● WHAT YOU SHOULD DO
Please count the lines in the listing below where the word "title" appears. Give the number only.
____ DATA LINES
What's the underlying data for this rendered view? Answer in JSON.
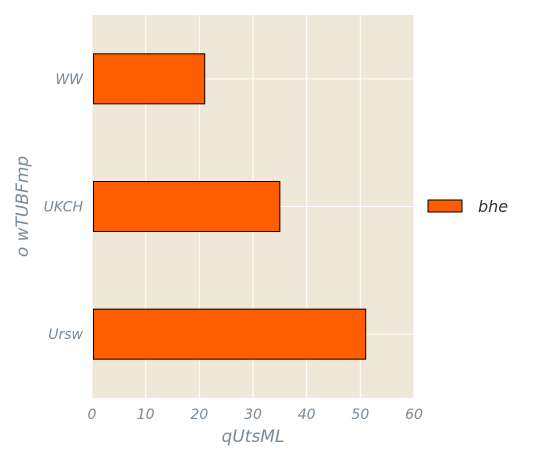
{
  "chart_data": {
    "type": "bar",
    "orientation": "horizontal",
    "categories": [
      "WW",
      "UKCH",
      "Ursw"
    ],
    "series": [
      {
        "name": "bhe",
        "values": [
          21,
          35,
          51
        ]
      }
    ],
    "xlabel": "qUtsML",
    "ylabel": "o wTUBFmp",
    "xlim": [
      0,
      60
    ],
    "xticks": [
      "0",
      "10",
      "20",
      "30",
      "40",
      "50",
      "60"
    ],
    "grid": true,
    "legend_position": "right",
    "colors": {
      "bar_fill": "#ff5e00",
      "bar_edge": "#000000",
      "plot_background": "#efe8d8",
      "grid": "#ffffff",
      "text": "#7a8a96"
    }
  }
}
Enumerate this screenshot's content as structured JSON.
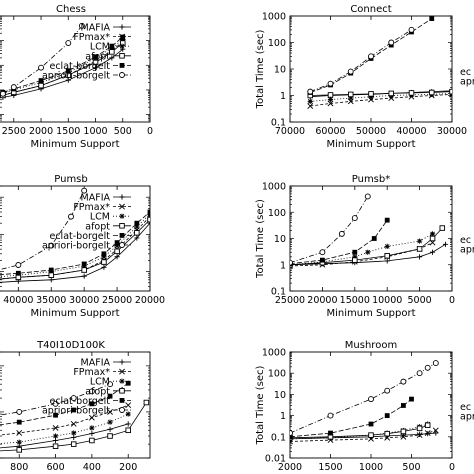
{
  "chart_data": [
    {
      "type": "line",
      "title": "Chess",
      "xlabel": "Minimum Support",
      "ylabel": "",
      "x_ticks": [
        2500,
        2000,
        1500,
        1000,
        500,
        0
      ],
      "xlim": [
        2900,
        0
      ],
      "ylim": [
        0.05,
        1000
      ],
      "yscale": "log",
      "y_ticks": [],
      "legend": "top-right",
      "series": [
        {
          "name": "MAFIA",
          "x": [
            2700,
            2500,
            2000,
            1500,
            1000,
            700,
            500
          ],
          "y": [
            0.5,
            0.6,
            1.1,
            2.5,
            8,
            20,
            45
          ]
        },
        {
          "name": "FPmax*",
          "x": [
            2700,
            2500,
            2000,
            1500,
            1000,
            700,
            500
          ],
          "y": [
            0.6,
            0.8,
            1.5,
            4,
            15,
            40,
            90
          ]
        },
        {
          "name": "LCM",
          "x": [
            2700,
            2500,
            2000,
            1500,
            1000,
            700,
            500
          ],
          "y": [
            0.7,
            1,
            2,
            5,
            20,
            50,
            110
          ]
        },
        {
          "name": "afopt",
          "x": [
            2700,
            2500,
            2000,
            1500,
            1000,
            700,
            500
          ],
          "y": [
            0.6,
            0.8,
            1.5,
            4,
            13,
            35,
            80
          ]
        },
        {
          "name": "eclat-borgelt",
          "x": [
            2700,
            2500,
            2000,
            1500,
            1000,
            700,
            500
          ],
          "y": [
            0.8,
            1.1,
            2.4,
            6,
            22,
            60,
            140
          ]
        },
        {
          "name": "apriori-borgelt",
          "x": [
            2700,
            2500,
            2000,
            1500,
            1250
          ],
          "y": [
            0.7,
            1.3,
            8,
            80,
            400
          ]
        }
      ]
    },
    {
      "type": "line",
      "title": "Connect",
      "xlabel": "Minimum Support",
      "ylabel": "Total Time (sec)",
      "x_ticks": [
        70000,
        60000,
        50000,
        40000,
        30000
      ],
      "xlim": [
        70000,
        30000
      ],
      "ylim": [
        0.1,
        1000
      ],
      "yscale": "log",
      "y_ticks": [
        0.1,
        1,
        10,
        100,
        1000
      ],
      "legend": "right",
      "legend_visible": [
        "ec",
        "apri"
      ],
      "series": [
        {
          "name": "MAFIA",
          "x": [
            65000,
            60000,
            55000,
            50000,
            45000,
            40000,
            35000,
            30000
          ],
          "y": [
            0.9,
            1,
            1.05,
            1.1,
            1.2,
            1.3,
            1.4,
            1.5
          ]
        },
        {
          "name": "FPmax*",
          "x": [
            65000,
            60000,
            55000,
            50000,
            45000,
            40000,
            35000,
            30000
          ],
          "y": [
            0.4,
            0.5,
            0.6,
            0.7,
            0.8,
            0.9,
            1,
            1.1
          ]
        },
        {
          "name": "LCM",
          "x": [
            65000,
            60000,
            55000,
            50000,
            45000,
            40000,
            35000,
            30000
          ],
          "y": [
            0.6,
            0.7,
            0.8,
            0.9,
            1,
            1.05,
            1.1,
            1.2
          ]
        },
        {
          "name": "afopt",
          "x": [
            65000,
            60000,
            55000,
            50000,
            45000,
            40000,
            35000,
            30000
          ],
          "y": [
            1,
            1.05,
            1.1,
            1.15,
            1.2,
            1.25,
            1.3,
            1.4
          ]
        },
        {
          "name": "eclat-borgelt",
          "x": [
            65000,
            60000,
            55000,
            50000,
            45000,
            40000,
            35000
          ],
          "y": [
            1.3,
            2.5,
            7,
            25,
            80,
            250,
            800
          ]
        },
        {
          "name": "apriori-borgelt",
          "x": [
            65000,
            60000,
            55000,
            50000,
            45000,
            40000
          ],
          "y": [
            1.4,
            2.8,
            8,
            30,
            100,
            300
          ]
        }
      ]
    },
    {
      "type": "line",
      "title": "Pumsb",
      "xlabel": "Minimum Support",
      "ylabel": "",
      "x_ticks": [
        40000,
        35000,
        30000,
        25000,
        20000
      ],
      "xlim": [
        44000,
        20000
      ],
      "ylim": [
        0.3,
        200
      ],
      "yscale": "log",
      "y_ticks": [],
      "legend": "top-right",
      "series": [
        {
          "name": "MAFIA",
          "x": [
            44000,
            40000,
            35000,
            30000,
            27000,
            25000,
            22000,
            20000
          ],
          "y": [
            0.5,
            0.55,
            0.6,
            0.75,
            1.3,
            2.5,
            8,
            20
          ]
        },
        {
          "name": "FPmax*",
          "x": [
            44000,
            40000,
            35000,
            30000,
            27000,
            25000,
            22000,
            20000
          ],
          "y": [
            0.6,
            0.7,
            0.8,
            1.1,
            2,
            4,
            13,
            30
          ]
        },
        {
          "name": "LCM",
          "x": [
            44000,
            40000,
            35000,
            30000,
            27000,
            25000,
            22000,
            20000
          ],
          "y": [
            0.7,
            0.8,
            1,
            1.4,
            2.5,
            5,
            16,
            35
          ]
        },
        {
          "name": "afopt",
          "x": [
            44000,
            40000,
            35000,
            30000,
            27000,
            25000,
            22000,
            20000
          ],
          "y": [
            0.6,
            0.7,
            0.8,
            1.1,
            1.8,
            3.5,
            11,
            25
          ]
        },
        {
          "name": "eclat-borgelt",
          "x": [
            44000,
            40000,
            35000,
            30000,
            27000,
            25000,
            22000,
            20000
          ],
          "y": [
            0.8,
            0.9,
            1.1,
            1.6,
            3,
            6,
            20,
            40
          ]
        },
        {
          "name": "apriori-borgelt",
          "x": [
            44000,
            40000,
            35000,
            32000,
            30000
          ],
          "y": [
            1,
            1.5,
            5,
            30,
            150
          ]
        }
      ]
    },
    {
      "type": "line",
      "title": "Pumsb*",
      "xlabel": "Minimum Support",
      "ylabel": "Total Time (sec)",
      "x_ticks": [
        25000,
        20000,
        15000,
        10000,
        5000,
        0
      ],
      "xlim": [
        25000,
        0
      ],
      "ylim": [
        0.1,
        1000
      ],
      "yscale": "log",
      "y_ticks": [
        0.1,
        1,
        10,
        100,
        1000
      ],
      "legend": "right",
      "legend_visible": [
        "ec",
        "apri"
      ],
      "series": [
        {
          "name": "MAFIA",
          "x": [
            25000,
            20000,
            15000,
            10000,
            5000,
            3000,
            1000
          ],
          "y": [
            1,
            1.1,
            1.2,
            1.4,
            2,
            3,
            6
          ]
        },
        {
          "name": "FPmax*",
          "x": [
            25000,
            20000,
            15000,
            10000,
            5000,
            3000
          ],
          "y": [
            0.9,
            1,
            1.3,
            2,
            4,
            7
          ]
        },
        {
          "name": "LCM",
          "x": [
            25000,
            20000,
            15000,
            13000,
            10000,
            5000,
            3000
          ],
          "y": [
            1,
            1.3,
            2,
            3,
            5,
            8,
            15
          ]
        },
        {
          "name": "afopt",
          "x": [
            25000,
            20000,
            15000,
            10000,
            5000,
            3000,
            1500
          ],
          "y": [
            1,
            1.2,
            1.5,
            2.2,
            4,
            10,
            25
          ]
        },
        {
          "name": "eclat-borgelt",
          "x": [
            25000,
            20000,
            15000,
            12000,
            10000
          ],
          "y": [
            1.1,
            1.5,
            3,
            10,
            50
          ]
        },
        {
          "name": "apriori-borgelt",
          "x": [
            25000,
            20000,
            17000,
            15000,
            13000
          ],
          "y": [
            1.2,
            3,
            15,
            60,
            400
          ]
        }
      ]
    },
    {
      "type": "line",
      "title": "T40I10D100K",
      "xlabel": "Minimum Support",
      "ylabel": "",
      "x_ticks": [
        800,
        600,
        400,
        200
      ],
      "xlim": [
        950,
        80
      ],
      "ylim": [
        10,
        2000
      ],
      "yscale": "log",
      "y_ticks": [],
      "legend": "top-right",
      "series": [
        {
          "name": "MAFIA",
          "x": [
            950,
            800,
            600,
            500,
            400,
            300,
            200
          ],
          "y": [
            16,
            18,
            24,
            28,
            34,
            42,
            55
          ]
        },
        {
          "name": "FPmax*",
          "x": [
            950,
            800,
            600,
            500,
            400,
            300,
            200
          ],
          "y": [
            30,
            35,
            45,
            55,
            75,
            100,
            140
          ]
        },
        {
          "name": "LCM",
          "x": [
            950,
            800,
            600,
            500,
            400,
            300,
            200
          ],
          "y": [
            20,
            22,
            30,
            35,
            45,
            60,
            90
          ]
        },
        {
          "name": "afopt",
          "x": [
            950,
            800,
            600,
            500,
            400,
            300,
            200,
            100
          ],
          "y": [
            14,
            15,
            18,
            20,
            24,
            30,
            40,
            160
          ]
        },
        {
          "name": "eclat-borgelt",
          "x": [
            950,
            800,
            600,
            500,
            400,
            300,
            200
          ],
          "y": [
            50,
            60,
            85,
            110,
            150,
            220,
            420
          ]
        },
        {
          "name": "apriori-borgelt",
          "x": [
            950,
            800,
            600,
            500,
            400,
            300
          ],
          "y": [
            80,
            100,
            150,
            200,
            280,
            400
          ]
        }
      ]
    },
    {
      "type": "line",
      "title": "Mushroom",
      "xlabel": "Minimum Support",
      "ylabel": "Total Time (sec)",
      "x_ticks": [
        2000,
        1500,
        1000,
        500,
        0
      ],
      "xlim": [
        2000,
        0
      ],
      "ylim": [
        0.01,
        1000
      ],
      "yscale": "log",
      "y_ticks": [
        0.01,
        0.1,
        1,
        10,
        100,
        1000
      ],
      "legend": "right",
      "legend_visible": [
        "ec",
        "apri"
      ],
      "series": [
        {
          "name": "MAFIA",
          "x": [
            2000,
            1500,
            1000,
            800,
            600,
            400,
            300,
            200
          ],
          "y": [
            0.08,
            0.09,
            0.1,
            0.11,
            0.12,
            0.13,
            0.14,
            0.15
          ]
        },
        {
          "name": "FPmax*",
          "x": [
            2000,
            1500,
            1000,
            800,
            600,
            400,
            300,
            200
          ],
          "y": [
            0.06,
            0.07,
            0.08,
            0.09,
            0.1,
            0.12,
            0.15,
            0.2
          ]
        },
        {
          "name": "LCM",
          "x": [
            2000,
            1500,
            1000,
            800,
            600,
            400,
            300
          ],
          "y": [
            0.08,
            0.09,
            0.12,
            0.15,
            0.2,
            0.3,
            0.4
          ]
        },
        {
          "name": "afopt",
          "x": [
            2000,
            1500,
            1000,
            800,
            600,
            400,
            300
          ],
          "y": [
            0.09,
            0.1,
            0.12,
            0.14,
            0.18,
            0.25,
            0.35
          ]
        },
        {
          "name": "eclat-borgelt",
          "x": [
            2000,
            1500,
            1000,
            800,
            600,
            500
          ],
          "y": [
            0.1,
            0.15,
            0.4,
            1,
            3,
            6
          ]
        },
        {
          "name": "apriori-borgelt",
          "x": [
            2000,
            1500,
            1000,
            800,
            600,
            400,
            300,
            200
          ],
          "y": [
            0.15,
            1,
            6,
            15,
            40,
            100,
            180,
            300
          ]
        }
      ]
    }
  ]
}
________
● WRITTEN ANSWER
6